▸ **EXERCISE OBJECTIVE**: The listing must be reproduced in full, exactly as it stands.

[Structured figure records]
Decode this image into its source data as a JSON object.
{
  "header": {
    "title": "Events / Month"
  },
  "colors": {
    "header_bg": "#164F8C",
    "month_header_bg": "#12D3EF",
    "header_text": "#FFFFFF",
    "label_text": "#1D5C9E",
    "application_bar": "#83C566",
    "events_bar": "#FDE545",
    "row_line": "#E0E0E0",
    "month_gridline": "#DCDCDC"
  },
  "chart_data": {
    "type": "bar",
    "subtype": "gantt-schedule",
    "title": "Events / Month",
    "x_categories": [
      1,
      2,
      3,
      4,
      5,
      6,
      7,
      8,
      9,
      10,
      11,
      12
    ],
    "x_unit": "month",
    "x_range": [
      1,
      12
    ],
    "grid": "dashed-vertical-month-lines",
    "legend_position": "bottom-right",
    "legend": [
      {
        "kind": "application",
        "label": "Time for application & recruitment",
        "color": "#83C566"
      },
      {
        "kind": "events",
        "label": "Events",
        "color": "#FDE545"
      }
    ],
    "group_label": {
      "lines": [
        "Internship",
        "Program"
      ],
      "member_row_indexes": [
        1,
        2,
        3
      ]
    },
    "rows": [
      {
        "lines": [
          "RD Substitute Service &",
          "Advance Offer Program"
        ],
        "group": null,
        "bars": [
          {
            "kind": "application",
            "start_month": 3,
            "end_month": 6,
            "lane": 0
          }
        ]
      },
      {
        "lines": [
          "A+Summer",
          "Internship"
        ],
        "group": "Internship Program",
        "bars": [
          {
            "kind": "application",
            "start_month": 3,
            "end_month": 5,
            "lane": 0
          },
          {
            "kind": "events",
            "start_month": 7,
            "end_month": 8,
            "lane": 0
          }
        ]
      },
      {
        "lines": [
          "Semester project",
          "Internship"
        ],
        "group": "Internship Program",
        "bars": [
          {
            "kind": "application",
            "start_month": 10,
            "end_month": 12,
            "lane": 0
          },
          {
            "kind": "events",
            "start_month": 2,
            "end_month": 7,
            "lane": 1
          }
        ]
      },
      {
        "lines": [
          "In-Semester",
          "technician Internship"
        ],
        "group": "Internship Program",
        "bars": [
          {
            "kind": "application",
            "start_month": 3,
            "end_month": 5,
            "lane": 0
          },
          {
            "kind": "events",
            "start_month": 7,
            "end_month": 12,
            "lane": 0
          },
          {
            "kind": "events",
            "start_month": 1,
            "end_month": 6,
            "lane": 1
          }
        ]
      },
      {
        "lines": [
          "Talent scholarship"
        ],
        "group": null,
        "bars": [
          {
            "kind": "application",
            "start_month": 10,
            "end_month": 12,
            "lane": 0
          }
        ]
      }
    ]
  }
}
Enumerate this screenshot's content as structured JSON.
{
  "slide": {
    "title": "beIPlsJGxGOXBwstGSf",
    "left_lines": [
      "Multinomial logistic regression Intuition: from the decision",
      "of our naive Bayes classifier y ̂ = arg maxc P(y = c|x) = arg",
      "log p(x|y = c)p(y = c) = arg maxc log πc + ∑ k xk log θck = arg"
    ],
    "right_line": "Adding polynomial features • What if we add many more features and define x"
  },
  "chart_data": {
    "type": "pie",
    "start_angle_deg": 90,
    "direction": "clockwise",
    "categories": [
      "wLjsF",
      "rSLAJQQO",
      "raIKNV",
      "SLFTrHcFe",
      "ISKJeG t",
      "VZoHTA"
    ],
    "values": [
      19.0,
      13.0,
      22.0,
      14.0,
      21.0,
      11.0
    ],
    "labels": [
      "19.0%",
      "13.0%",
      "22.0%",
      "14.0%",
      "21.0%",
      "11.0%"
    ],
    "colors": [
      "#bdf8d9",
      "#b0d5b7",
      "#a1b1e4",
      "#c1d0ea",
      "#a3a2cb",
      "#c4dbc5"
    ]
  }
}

▸ **ANSWER TO THE PROBLEM**:
Decode this image into its source data as a JSON object.
{
  "header": {
    "title": "Events / Month"
  },
  "colors": {
    "header_bg": "#164F8C",
    "month_header_bg": "#12D3EF",
    "header_text": "#FFFFFF",
    "label_text": "#1D5C9E",
    "application_bar": "#83C566",
    "events_bar": "#FDE545",
    "row_line": "#E0E0E0",
    "month_gridline": "#DCDCDC"
  },
  "chart_data": {
    "type": "bar",
    "subtype": "gantt-schedule",
    "title": "Events / Month",
    "x_categories": [
      1,
      2,
      3,
      4,
      5,
      6,
      7,
      8,
      9,
      10,
      11,
      12
    ],
    "x_unit": "month",
    "x_range": [
      1,
      12
    ],
    "grid": "dashed-vertical-month-lines",
    "legend_position": "bottom-right",
    "legend": [
      {
        "kind": "application",
        "label": "Time for application & recruitment",
        "color": "#83C566"
      },
      {
        "kind": "events",
        "label": "Events",
        "color": "#FDE545"
      }
    ],
    "group_label": {
      "lines": [
        "Internship",
        "Program"
      ],
      "member_row_indexes": [
        1,
        2,
        3
      ]
    },
    "rows": [
      {
        "lines": [
          "RD Substitute Service &",
          "Advance Offer Program"
        ],
        "group": null,
        "bars": [
          {
            "kind": "application",
            "start_month": 3,
            "end_month": 6,
            "lane": 0
          }
        ]
      },
      {
        "lines": [
          "A+Summer",
          "Internship"
        ],
        "group": "Internship Program",
        "bars": [
          {
            "kind": "application",
            "start_month": 3,
            "end_month": 5,
            "lane": 0
          },
          {
            "kind": "events",
            "start_month": 7,
            "end_month": 8,
            "lane": 0
          }
        ]
      },
      {
        "lines": [
          "Semester project",
          "Internship"
        ],
        "group": "Internship Program",
        "bars": [
          {
            "kind": "application",
            "start_month": 10,
            "end_month": 12,
            "lane": 0
          },
          {
            "kind": "events",
            "start_month": 2,
            "end_month": 7,
            "lane": 1
          }
        ]
      },
      {
        "lines": [
          "In-Semester",
          "technician Internship"
        ],
        "group": "Internship Program",
        "bars": [
          {
            "kind": "application",
            "start_month": 3,
            "end_month": 5,
            "lane": 0
          },
          {
            "kind": "events",
            "start_month": 7,
            "end_month": 12,
            "lane": 0
          },
          {
            "kind": "events",
            "start_month": 1,
            "end_month": 6,
            "lane": 1
          }
        ]
      },
      {
        "lines": [
          "Talent scholarship"
        ],
        "group": null,
        "bars": [
          {
            "kind": "application",
            "start_month": 10,
            "end_month": 12,
            "lane": 0
          }
        ]
      }
    ]
  }
}
Enumerate this screenshot's content as structured JSON.
{
  "slide": {
    "title": "beIPlsJGxGOXBwstGSf",
    "left_lines": [
      "Multinomial logistic regression Intuition: from the decision",
      "of our naive Bayes classifier y ̂ = arg maxc P(y = c|x) = arg",
      "log p(x|y = c)p(y = c) = arg maxc log πc + ∑ k xk log θck = arg"
    ],
    "right_line": "Adding polynomial features • What if we add many more features and define x"
  },
  "chart_data": {
    "type": "pie",
    "start_angle_deg": 90,
    "direction": "clockwise",
    "categories": [
      "wLjsF",
      "rSLAJQQO",
      "raIKNV",
      "SLFTrHcFe",
      "ISKJeG t",
      "VZoHTA"
    ],
    "values": [
      19.0,
      13.0,
      22.0,
      14.0,
      21.0,
      11.0
    ],
    "labels": [
      "19.0%",
      "13.0%",
      "22.0%",
      "14.0%",
      "21.0%",
      "11.0%"
    ],
    "colors": [
      "#bdf8d9",
      "#b0d5b7",
      "#a1b1e4",
      "#c1d0ea",
      "#a3a2cb",
      "#c4dbc5"
    ]
  }
}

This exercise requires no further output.